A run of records
------------------------------------------------------------------------

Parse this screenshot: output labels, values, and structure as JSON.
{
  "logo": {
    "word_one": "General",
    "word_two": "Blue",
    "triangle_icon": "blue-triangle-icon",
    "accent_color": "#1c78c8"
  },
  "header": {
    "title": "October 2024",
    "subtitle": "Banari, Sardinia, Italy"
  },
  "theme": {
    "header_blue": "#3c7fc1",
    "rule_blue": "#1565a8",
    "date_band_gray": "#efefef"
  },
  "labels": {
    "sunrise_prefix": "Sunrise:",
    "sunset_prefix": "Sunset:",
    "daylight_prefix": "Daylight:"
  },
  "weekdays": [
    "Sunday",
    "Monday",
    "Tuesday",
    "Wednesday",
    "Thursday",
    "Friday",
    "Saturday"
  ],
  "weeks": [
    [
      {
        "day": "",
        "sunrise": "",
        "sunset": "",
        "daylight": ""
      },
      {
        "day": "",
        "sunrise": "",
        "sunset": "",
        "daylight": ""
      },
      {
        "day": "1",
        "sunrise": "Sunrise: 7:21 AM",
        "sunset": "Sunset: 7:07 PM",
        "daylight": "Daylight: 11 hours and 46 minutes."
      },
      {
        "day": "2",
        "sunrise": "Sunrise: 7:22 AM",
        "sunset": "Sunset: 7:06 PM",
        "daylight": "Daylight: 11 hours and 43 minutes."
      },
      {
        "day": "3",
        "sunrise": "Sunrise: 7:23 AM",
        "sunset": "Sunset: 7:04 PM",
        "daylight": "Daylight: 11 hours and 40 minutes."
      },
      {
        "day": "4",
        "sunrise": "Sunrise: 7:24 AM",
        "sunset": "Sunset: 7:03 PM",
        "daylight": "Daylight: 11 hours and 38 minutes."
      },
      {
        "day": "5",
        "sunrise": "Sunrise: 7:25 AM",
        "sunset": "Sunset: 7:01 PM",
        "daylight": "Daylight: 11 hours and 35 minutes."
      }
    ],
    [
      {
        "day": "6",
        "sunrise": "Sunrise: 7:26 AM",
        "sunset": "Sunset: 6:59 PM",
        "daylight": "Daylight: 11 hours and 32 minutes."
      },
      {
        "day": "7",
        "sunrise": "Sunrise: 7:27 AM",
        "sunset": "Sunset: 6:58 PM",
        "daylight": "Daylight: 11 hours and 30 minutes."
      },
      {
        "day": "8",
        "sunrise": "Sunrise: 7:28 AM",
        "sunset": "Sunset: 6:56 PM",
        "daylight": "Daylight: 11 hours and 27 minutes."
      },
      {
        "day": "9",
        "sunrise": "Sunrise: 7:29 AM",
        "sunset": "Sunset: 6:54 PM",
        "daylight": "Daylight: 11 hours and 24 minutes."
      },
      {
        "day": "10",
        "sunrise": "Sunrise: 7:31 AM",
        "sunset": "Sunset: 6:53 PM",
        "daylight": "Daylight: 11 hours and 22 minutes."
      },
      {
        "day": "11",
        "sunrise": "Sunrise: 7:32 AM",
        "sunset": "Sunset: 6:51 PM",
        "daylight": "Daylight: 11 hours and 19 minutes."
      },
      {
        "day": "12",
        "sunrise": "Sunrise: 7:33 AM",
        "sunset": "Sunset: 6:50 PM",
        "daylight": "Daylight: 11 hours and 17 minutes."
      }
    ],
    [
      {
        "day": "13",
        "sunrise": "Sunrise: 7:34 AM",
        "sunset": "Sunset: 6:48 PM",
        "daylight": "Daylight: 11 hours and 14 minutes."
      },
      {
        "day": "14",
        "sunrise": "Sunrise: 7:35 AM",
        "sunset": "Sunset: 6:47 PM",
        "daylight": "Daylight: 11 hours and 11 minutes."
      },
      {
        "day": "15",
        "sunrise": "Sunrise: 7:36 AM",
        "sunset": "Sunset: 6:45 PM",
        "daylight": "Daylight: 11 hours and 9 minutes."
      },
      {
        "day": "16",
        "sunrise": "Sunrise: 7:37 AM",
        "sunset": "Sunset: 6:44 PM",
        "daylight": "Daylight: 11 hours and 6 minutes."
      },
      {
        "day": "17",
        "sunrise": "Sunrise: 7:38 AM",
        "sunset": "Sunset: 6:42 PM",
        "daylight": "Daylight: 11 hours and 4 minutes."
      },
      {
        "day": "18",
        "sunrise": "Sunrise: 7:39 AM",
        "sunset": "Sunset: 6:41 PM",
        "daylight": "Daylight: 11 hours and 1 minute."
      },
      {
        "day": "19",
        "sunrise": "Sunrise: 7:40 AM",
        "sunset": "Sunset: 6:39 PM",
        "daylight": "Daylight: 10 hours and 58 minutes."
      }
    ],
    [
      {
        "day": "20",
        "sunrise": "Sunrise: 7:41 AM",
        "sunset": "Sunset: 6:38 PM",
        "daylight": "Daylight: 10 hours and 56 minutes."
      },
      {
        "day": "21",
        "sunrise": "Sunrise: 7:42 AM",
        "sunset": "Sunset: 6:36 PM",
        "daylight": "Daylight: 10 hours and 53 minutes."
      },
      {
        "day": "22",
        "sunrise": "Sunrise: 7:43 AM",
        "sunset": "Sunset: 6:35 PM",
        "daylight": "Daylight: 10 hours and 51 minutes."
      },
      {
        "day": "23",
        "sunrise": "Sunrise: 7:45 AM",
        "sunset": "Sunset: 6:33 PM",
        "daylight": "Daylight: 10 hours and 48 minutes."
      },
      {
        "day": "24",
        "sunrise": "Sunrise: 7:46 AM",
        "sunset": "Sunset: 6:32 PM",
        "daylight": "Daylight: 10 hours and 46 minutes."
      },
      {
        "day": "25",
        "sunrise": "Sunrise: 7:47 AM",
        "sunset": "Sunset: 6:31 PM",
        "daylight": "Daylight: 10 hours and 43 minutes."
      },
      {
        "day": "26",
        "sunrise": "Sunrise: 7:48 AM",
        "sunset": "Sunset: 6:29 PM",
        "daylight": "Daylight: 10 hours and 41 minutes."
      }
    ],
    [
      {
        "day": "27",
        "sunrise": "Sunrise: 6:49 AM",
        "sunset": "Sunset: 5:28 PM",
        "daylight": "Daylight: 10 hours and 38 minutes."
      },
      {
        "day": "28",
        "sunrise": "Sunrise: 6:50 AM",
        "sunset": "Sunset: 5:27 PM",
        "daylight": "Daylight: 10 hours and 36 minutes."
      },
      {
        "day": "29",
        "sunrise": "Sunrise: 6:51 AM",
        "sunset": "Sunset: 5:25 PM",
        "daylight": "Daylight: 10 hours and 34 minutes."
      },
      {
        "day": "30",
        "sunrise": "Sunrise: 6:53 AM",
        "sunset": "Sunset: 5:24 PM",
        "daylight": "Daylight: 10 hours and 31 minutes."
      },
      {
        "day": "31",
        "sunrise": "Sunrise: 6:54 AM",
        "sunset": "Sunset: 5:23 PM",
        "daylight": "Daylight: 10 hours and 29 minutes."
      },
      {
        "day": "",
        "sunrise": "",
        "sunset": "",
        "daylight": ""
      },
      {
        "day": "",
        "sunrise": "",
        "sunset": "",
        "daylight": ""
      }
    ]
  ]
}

------------------------------------------------------------------------

▶ _Instructions for the task_
The records above should be duplicated in full, exactly as given.

▶ _Reply_
Parse this screenshot: output labels, values, and structure as JSON.
{
  "logo": {
    "word_one": "General",
    "word_two": "Blue",
    "triangle_icon": "blue-triangle-icon",
    "accent_color": "#1c78c8"
  },
  "header": {
    "title": "October 2024",
    "subtitle": "Banari, Sardinia, Italy"
  },
  "theme": {
    "header_blue": "#3c7fc1",
    "rule_blue": "#1565a8",
    "date_band_gray": "#efefef"
  },
  "labels": {
    "sunrise_prefix": "Sunrise:",
    "sunset_prefix": "Sunset:",
    "daylight_prefix": "Daylight:"
  },
  "weekdays": [
    "Sunday",
    "Monday",
    "Tuesday",
    "Wednesday",
    "Thursday",
    "Friday",
    "Saturday"
  ],
  "weeks": [
    [
      {
        "day": "",
        "sunrise": "",
        "sunset": "",
        "daylight": ""
      },
      {
        "day": "",
        "sunrise": "",
        "sunset": "",
        "daylight": ""
      },
      {
        "day": "1",
        "sunrise": "Sunrise: 7:21 AM",
        "sunset": "Sunset: 7:07 PM",
        "daylight": "Daylight: 11 hours and 46 minutes."
      },
      {
        "day": "2",
        "sunrise": "Sunrise: 7:22 AM",
        "sunset": "Sunset: 7:06 PM",
        "daylight": "Daylight: 11 hours and 43 minutes."
      },
      {
        "day": "3",
        "sunrise": "Sunrise: 7:23 AM",
        "sunset": "Sunset: 7:04 PM",
        "daylight": "Daylight: 11 hours and 40 minutes."
      },
      {
        "day": "4",
        "sunrise": "Sunrise: 7:24 AM",
        "sunset": "Sunset: 7:03 PM",
        "daylight": "Daylight: 11 hours and 38 minutes."
      },
      {
        "day": "5",
        "sunrise": "Sunrise: 7:25 AM",
        "sunset": "Sunset: 7:01 PM",
        "daylight": "Daylight: 11 hours and 35 minutes."
      }
    ],
    [
      {
        "day": "6",
        "sunrise": "Sunrise: 7:26 AM",
        "sunset": "Sunset: 6:59 PM",
        "daylight": "Daylight: 11 hours and 32 minutes."
      },
      {
        "day": "7",
        "sunrise": "Sunrise: 7:27 AM",
        "sunset": "Sunset: 6:58 PM",
        "daylight": "Daylight: 11 hours and 30 minutes."
      },
      {
        "day": "8",
        "sunrise": "Sunrise: 7:28 AM",
        "sunset": "Sunset: 6:56 PM",
        "daylight": "Daylight: 11 hours and 27 minutes."
      },
      {
        "day": "9",
        "sunrise": "Sunrise: 7:29 AM",
        "sunset": "Sunset: 6:54 PM",
        "daylight": "Daylight: 11 hours and 24 minutes."
      },
      {
        "day": "10",
        "sunrise": "Sunrise: 7:31 AM",
        "sunset": "Sunset: 6:53 PM",
        "daylight": "Daylight: 11 hours and 22 minutes."
      },
      {
        "day": "11",
        "sunrise": "Sunrise: 7:32 AM",
        "sunset": "Sunset: 6:51 PM",
        "daylight": "Daylight: 11 hours and 19 minutes."
      },
      {
        "day": "12",
        "sunrise": "Sunrise: 7:33 AM",
        "sunset": "Sunset: 6:50 PM",
        "daylight": "Daylight: 11 hours and 17 minutes."
      }
    ],
    [
      {
        "day": "13",
        "sunrise": "Sunrise: 7:34 AM",
        "sunset": "Sunset: 6:48 PM",
        "daylight": "Daylight: 11 hours and 14 minutes."
      },
      {
        "day": "14",
        "sunrise": "Sunrise: 7:35 AM",
        "sunset": "Sunset: 6:47 PM",
        "daylight": "Daylight: 11 hours and 11 minutes."
      },
      {
        "day": "15",
        "sunrise": "Sunrise: 7:36 AM",
        "sunset": "Sunset: 6:45 PM",
        "daylight": "Daylight: 11 hours and 9 minutes."
      },
      {
        "day": "16",
        "sunrise": "Sunrise: 7:37 AM",
        "sunset": "Sunset: 6:44 PM",
        "daylight": "Daylight: 11 hours and 6 minutes."
      },
      {
        "day": "17",
        "sunrise": "Sunrise: 7:38 AM",
        "sunset": "Sunset: 6:42 PM",
        "daylight": "Daylight: 11 hours and 4 minutes."
      },
      {
        "day": "18",
        "sunrise": "Sunrise: 7:39 AM",
        "sunset": "Sunset: 6:41 PM",
        "daylight": "Daylight: 11 hours and 1 minute."
      },
      {
        "day": "19",
        "sunrise": "Sunrise: 7:40 AM",
        "sunset": "Sunset: 6:39 PM",
        "daylight": "Daylight: 10 hours and 58 minutes."
      }
    ],
    [
      {
        "day": "20",
        "sunrise": "Sunrise: 7:41 AM",
        "sunset": "Sunset: 6:38 PM",
        "daylight": "Daylight: 10 hours and 56 minutes."
      },
      {
        "day": "21",
        "sunrise": "Sunrise: 7:42 AM",
        "sunset": "Sunset: 6:36 PM",
        "daylight": "Daylight: 10 hours and 53 minutes."
      },
      {
        "day": "22",
        "sunrise": "Sunrise: 7:43 AM",
        "sunset": "Sunset: 6:35 PM",
        "daylight": "Daylight: 10 hours and 51 minutes."
      },
      {
        "day": "23",
        "sunrise": "Sunrise: 7:45 AM",
        "sunset": "Sunset: 6:33 PM",
        "daylight": "Daylight: 10 hours and 48 minutes."
      },
      {
        "day": "24",
        "sunrise": "Sunrise: 7:46 AM",
        "sunset": "Sunset: 6:32 PM",
        "daylight": "Daylight: 10 hours and 46 minutes."
      },
      {
        "day": "25",
        "sunrise": "Sunrise: 7:47 AM",
        "sunset": "Sunset: 6:31 PM",
        "daylight": "Daylight: 10 hours and 43 minutes."
      },
      {
        "day": "26",
        "sunrise": "Sunrise: 7:48 AM",
        "sunset": "Sunset: 6:29 PM",
        "daylight": "Daylight: 10 hours and 41 minutes."
      }
    ],
    [
      {
        "day": "27",
        "sunrise": "Sunrise: 6:49 AM",
        "sunset": "Sunset: 5:28 PM",
        "daylight": "Daylight: 10 hours and 38 minutes."
      },
      {
        "day": "28",
        "sunrise": "Sunrise: 6:50 AM",
        "sunset": "Sunset: 5:27 PM",
        "daylight": "Daylight: 10 hours and 36 minutes."
      },
      {
        "day": "29",
        "sunrise": "Sunrise: 6:51 AM",
        "sunset": "Sunset: 5:25 PM",
        "daylight": "Daylight: 10 hours and 34 minutes."
      },
      {
        "day": "30",
        "sunrise": "Sunrise: 6:53 AM",
        "sunset": "Sunset: 5:24 PM",
        "daylight": "Daylight: 10 hours and 31 minutes."
      },
      {
        "day": "31",
        "sunrise": "Sunrise: 6:54 AM",
        "sunset": "Sunset: 5:23 PM",
        "daylight": "Daylight: 10 hours and 29 minutes."
      },
      {
        "day": "",
        "sunrise": "",
        "sunset": "",
        "daylight": ""
      },
      {
        "day": "",
        "sunrise": "",
        "sunset": "",
        "daylight": ""
      }
    ]
  ]
}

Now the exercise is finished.